- Exercise: Copy every line of the material below character for character, with no changes.

## BEGIN Data for this task

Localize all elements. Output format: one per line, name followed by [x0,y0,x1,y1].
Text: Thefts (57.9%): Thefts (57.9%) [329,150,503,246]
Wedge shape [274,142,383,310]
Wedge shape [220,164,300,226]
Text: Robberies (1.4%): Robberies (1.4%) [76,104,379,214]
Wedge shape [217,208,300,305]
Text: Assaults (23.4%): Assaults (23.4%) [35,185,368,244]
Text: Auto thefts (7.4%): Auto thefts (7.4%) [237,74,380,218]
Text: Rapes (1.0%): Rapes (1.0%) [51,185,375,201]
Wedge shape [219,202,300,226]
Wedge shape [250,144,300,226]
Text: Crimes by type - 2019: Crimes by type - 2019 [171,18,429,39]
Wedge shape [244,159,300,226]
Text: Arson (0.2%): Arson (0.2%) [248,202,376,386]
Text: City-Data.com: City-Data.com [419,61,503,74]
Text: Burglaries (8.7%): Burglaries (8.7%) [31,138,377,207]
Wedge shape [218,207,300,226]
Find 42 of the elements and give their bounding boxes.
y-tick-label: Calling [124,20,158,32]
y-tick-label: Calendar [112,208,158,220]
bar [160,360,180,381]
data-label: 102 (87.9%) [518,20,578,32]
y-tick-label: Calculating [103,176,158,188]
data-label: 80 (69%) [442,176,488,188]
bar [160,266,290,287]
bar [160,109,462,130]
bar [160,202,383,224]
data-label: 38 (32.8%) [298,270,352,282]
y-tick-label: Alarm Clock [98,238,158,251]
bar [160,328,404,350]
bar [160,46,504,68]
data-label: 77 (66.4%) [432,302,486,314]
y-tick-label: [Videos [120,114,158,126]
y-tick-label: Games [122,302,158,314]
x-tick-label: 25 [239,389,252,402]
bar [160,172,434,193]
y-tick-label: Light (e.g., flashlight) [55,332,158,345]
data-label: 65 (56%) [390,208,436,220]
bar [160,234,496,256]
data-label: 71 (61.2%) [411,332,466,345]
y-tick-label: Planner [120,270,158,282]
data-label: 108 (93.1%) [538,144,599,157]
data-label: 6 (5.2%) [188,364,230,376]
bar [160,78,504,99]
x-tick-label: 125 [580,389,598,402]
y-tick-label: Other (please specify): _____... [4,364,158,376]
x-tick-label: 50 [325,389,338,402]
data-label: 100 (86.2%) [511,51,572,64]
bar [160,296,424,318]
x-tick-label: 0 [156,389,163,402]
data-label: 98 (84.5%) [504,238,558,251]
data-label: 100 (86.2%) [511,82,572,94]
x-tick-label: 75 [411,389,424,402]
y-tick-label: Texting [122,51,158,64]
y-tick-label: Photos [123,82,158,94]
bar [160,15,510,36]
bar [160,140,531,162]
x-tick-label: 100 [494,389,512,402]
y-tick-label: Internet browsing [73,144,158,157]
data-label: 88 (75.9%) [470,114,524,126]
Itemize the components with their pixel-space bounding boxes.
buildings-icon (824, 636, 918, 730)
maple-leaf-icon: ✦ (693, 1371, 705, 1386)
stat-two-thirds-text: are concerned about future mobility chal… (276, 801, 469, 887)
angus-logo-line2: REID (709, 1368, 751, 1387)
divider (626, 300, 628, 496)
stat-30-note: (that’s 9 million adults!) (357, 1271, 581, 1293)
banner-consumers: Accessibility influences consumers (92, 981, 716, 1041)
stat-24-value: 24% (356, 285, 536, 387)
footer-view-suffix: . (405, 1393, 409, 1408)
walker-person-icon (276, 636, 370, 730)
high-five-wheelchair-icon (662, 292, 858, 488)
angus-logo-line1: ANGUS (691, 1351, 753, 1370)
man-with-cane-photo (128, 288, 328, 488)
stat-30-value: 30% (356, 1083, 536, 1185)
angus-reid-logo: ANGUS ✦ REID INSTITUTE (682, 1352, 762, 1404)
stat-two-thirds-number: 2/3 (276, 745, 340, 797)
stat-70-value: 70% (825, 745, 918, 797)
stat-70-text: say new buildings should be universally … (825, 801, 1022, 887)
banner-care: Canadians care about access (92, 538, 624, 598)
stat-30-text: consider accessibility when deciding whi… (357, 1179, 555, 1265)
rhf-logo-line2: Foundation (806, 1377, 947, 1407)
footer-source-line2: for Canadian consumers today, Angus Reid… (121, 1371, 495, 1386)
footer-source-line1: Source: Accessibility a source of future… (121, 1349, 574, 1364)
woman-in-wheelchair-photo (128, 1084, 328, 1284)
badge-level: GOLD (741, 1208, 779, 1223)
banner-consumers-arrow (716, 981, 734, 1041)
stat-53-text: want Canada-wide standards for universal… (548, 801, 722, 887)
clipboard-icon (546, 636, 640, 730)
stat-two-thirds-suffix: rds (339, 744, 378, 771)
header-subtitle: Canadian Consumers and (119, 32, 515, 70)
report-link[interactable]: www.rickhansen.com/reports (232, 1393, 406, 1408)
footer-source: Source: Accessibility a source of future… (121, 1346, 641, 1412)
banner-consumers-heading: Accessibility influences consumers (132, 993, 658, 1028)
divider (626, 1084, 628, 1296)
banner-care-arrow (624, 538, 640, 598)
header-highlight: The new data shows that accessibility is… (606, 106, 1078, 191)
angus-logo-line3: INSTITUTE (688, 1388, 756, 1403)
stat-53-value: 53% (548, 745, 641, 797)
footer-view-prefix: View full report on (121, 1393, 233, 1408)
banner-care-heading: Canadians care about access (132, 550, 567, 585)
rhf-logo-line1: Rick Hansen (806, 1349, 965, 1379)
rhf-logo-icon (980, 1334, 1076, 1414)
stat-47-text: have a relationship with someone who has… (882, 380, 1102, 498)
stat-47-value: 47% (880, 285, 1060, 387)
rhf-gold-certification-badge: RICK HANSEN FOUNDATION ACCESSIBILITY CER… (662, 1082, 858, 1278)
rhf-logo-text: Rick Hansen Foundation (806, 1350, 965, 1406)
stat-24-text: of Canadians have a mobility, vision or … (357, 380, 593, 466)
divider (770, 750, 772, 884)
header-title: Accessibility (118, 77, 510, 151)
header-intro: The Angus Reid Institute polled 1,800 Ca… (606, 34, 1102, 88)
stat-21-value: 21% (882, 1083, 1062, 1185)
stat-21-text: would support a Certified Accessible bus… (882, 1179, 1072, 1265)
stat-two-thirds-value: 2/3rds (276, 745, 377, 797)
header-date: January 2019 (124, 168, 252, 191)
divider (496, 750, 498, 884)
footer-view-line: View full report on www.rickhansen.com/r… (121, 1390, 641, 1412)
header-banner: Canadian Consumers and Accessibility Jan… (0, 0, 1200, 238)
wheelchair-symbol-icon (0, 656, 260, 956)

## END Data for this task

- Written answer:
Localize all elements. Output format: one per line, name followed by [x0,y0,x1,y1].
Text: Thefts (57.9%): Thefts (57.9%) [329,150,503,246]
Wedge shape [274,142,383,310]
Wedge shape [220,164,300,226]
Text: Robberies (1.4%): Robberies (1.4%) [76,104,379,214]
Wedge shape [217,208,300,305]
Text: Assaults (23.4%): Assaults (23.4%) [35,185,368,244]
Text: Auto thefts (7.4%): Auto thefts (7.4%) [237,74,380,218]
Text: Rapes (1.0%): Rapes (1.0%) [51,185,375,201]
Wedge shape [219,202,300,226]
Wedge shape [250,144,300,226]
Text: Crimes by type - 2019: Crimes by type - 2019 [171,18,429,39]
Wedge shape [244,159,300,226]
Text: Arson (0.2%): Arson (0.2%) [248,202,376,386]
Text: City-Data.com: City-Data.com [419,61,503,74]
Text: Burglaries (8.7%): Burglaries (8.7%) [31,138,377,207]
Wedge shape [218,207,300,226]
Find 42 of the elements and give their bounding boxes.
y-tick-label: Calling [124,20,158,32]
y-tick-label: Calendar [112,208,158,220]
bar [160,360,180,381]
data-label: 102 (87.9%) [518,20,578,32]
y-tick-label: Calculating [103,176,158,188]
data-label: 80 (69%) [442,176,488,188]
bar [160,266,290,287]
bar [160,109,462,130]
bar [160,202,383,224]
data-label: 38 (32.8%) [298,270,352,282]
y-tick-label: Alarm Clock [98,238,158,251]
bar [160,328,404,350]
bar [160,46,504,68]
data-label: 77 (66.4%) [432,302,486,314]
y-tick-label: [Videos [120,114,158,126]
y-tick-label: Games [122,302,158,314]
x-tick-label: 25 [239,389,252,402]
bar [160,172,434,193]
y-tick-label: Light (e.g., flashlight) [55,332,158,345]
data-label: 65 (56%) [390,208,436,220]
bar [160,234,496,256]
data-label: 71 (61.2%) [411,332,466,345]
y-tick-label: Planner [120,270,158,282]
data-label: 108 (93.1%) [538,144,599,157]
data-label: 6 (5.2%) [188,364,230,376]
bar [160,78,504,99]
x-tick-label: 125 [580,389,598,402]
y-tick-label: Other (please specify): _____... [4,364,158,376]
x-tick-label: 50 [325,389,338,402]
data-label: 100 (86.2%) [511,51,572,64]
bar [160,296,424,318]
x-tick-label: 0 [156,389,163,402]
data-label: 98 (84.5%) [504,238,558,251]
data-label: 100 (86.2%) [511,82,572,94]
x-tick-label: 75 [411,389,424,402]
y-tick-label: Texting [122,51,158,64]
y-tick-label: Photos [123,82,158,94]
bar [160,15,510,36]
bar [160,140,531,162]
x-tick-label: 100 [494,389,512,402]
y-tick-label: Internet browsing [73,144,158,157]
data-label: 88 (75.9%) [470,114,524,126]
Itemize the components with their pixel-space bounding boxes.
buildings-icon (824, 636, 918, 730)
maple-leaf-icon: ✦ (693, 1371, 705, 1386)
stat-two-thirds-text: are concerned about future mobility chal… (276, 801, 469, 887)
angus-logo-line2: REID (709, 1368, 751, 1387)
divider (626, 300, 628, 496)
stat-30-note: (that’s 9 million adults!) (357, 1271, 581, 1293)
banner-consumers: Accessibility influences consumers (92, 981, 716, 1041)
stat-24-value: 24% (356, 285, 536, 387)
footer-view-suffix: . (405, 1393, 409, 1408)
walker-person-icon (276, 636, 370, 730)
high-five-wheelchair-icon (662, 292, 858, 488)
angus-logo-line1: ANGUS (691, 1351, 753, 1370)
man-with-cane-photo (128, 288, 328, 488)
stat-30-value: 30% (356, 1083, 536, 1185)
angus-reid-logo: ANGUS ✦ REID INSTITUTE (682, 1352, 762, 1404)
stat-two-thirds-number: 2/3 (276, 745, 340, 797)
stat-70-value: 70% (825, 745, 918, 797)
stat-70-text: say new buildings should be universally … (825, 801, 1022, 887)
banner-care: Canadians care about access (92, 538, 624, 598)
stat-30-text: consider accessibility when deciding whi… (357, 1179, 555, 1265)
rhf-logo-line2: Foundation (806, 1377, 947, 1407)
footer-source-line2: for Canadian consumers today, Angus Reid… (121, 1371, 495, 1386)
footer-source-line1: Source: Accessibility a source of future… (121, 1349, 574, 1364)
woman-in-wheelchair-photo (128, 1084, 328, 1284)
badge-level: GOLD (741, 1208, 779, 1223)
banner-consumers-arrow (716, 981, 734, 1041)
stat-53-text: want Canada-wide standards for universal… (548, 801, 722, 887)
clipboard-icon (546, 636, 640, 730)
stat-two-thirds-suffix: rds (339, 744, 378, 771)
header-subtitle: Canadian Consumers and (119, 32, 515, 70)
report-link[interactable]: www.rickhansen.com/reports (232, 1393, 406, 1408)
footer-source: Source: Accessibility a source of future… (121, 1346, 641, 1412)
banner-consumers-heading: Accessibility influences consumers (132, 993, 658, 1028)
divider (626, 1084, 628, 1296)
banner-care-arrow (624, 538, 640, 598)
header-highlight: The new data shows that accessibility is… (606, 106, 1078, 191)
angus-logo-line3: INSTITUTE (688, 1388, 756, 1403)
stat-53-value: 53% (548, 745, 641, 797)
footer-view-prefix: View full report on (121, 1393, 233, 1408)
banner-care-heading: Canadians care about access (132, 550, 567, 585)
rhf-logo-line1: Rick Hansen (806, 1349, 965, 1379)
rhf-logo-icon (980, 1334, 1076, 1414)
stat-47-text: have a relationship with someone who has… (882, 380, 1102, 498)
stat-47-value: 47% (880, 285, 1060, 387)
rhf-gold-certification-badge: RICK HANSEN FOUNDATION ACCESSIBILITY CER… (662, 1082, 858, 1278)
rhf-logo-text: Rick Hansen Foundation (806, 1350, 965, 1406)
stat-24-text: of Canadians have a mobility, vision or … (357, 380, 593, 466)
divider (770, 750, 772, 884)
header-title: Accessibility (118, 77, 510, 151)
header-intro: The Angus Reid Institute polled 1,800 Ca… (606, 34, 1102, 88)
stat-21-value: 21% (882, 1083, 1062, 1185)
stat-21-text: would support a Certified Accessible bus… (882, 1179, 1072, 1265)
stat-two-thirds-value: 2/3rds (276, 745, 377, 797)
header-date: January 2019 (124, 168, 252, 191)
divider (496, 750, 498, 884)
footer-view-line: View full report on www.rickhansen.com/r… (121, 1390, 641, 1412)
header-banner: Canadian Consumers and Accessibility Jan… (0, 0, 1200, 238)
wheelchair-symbol-icon (0, 656, 260, 956)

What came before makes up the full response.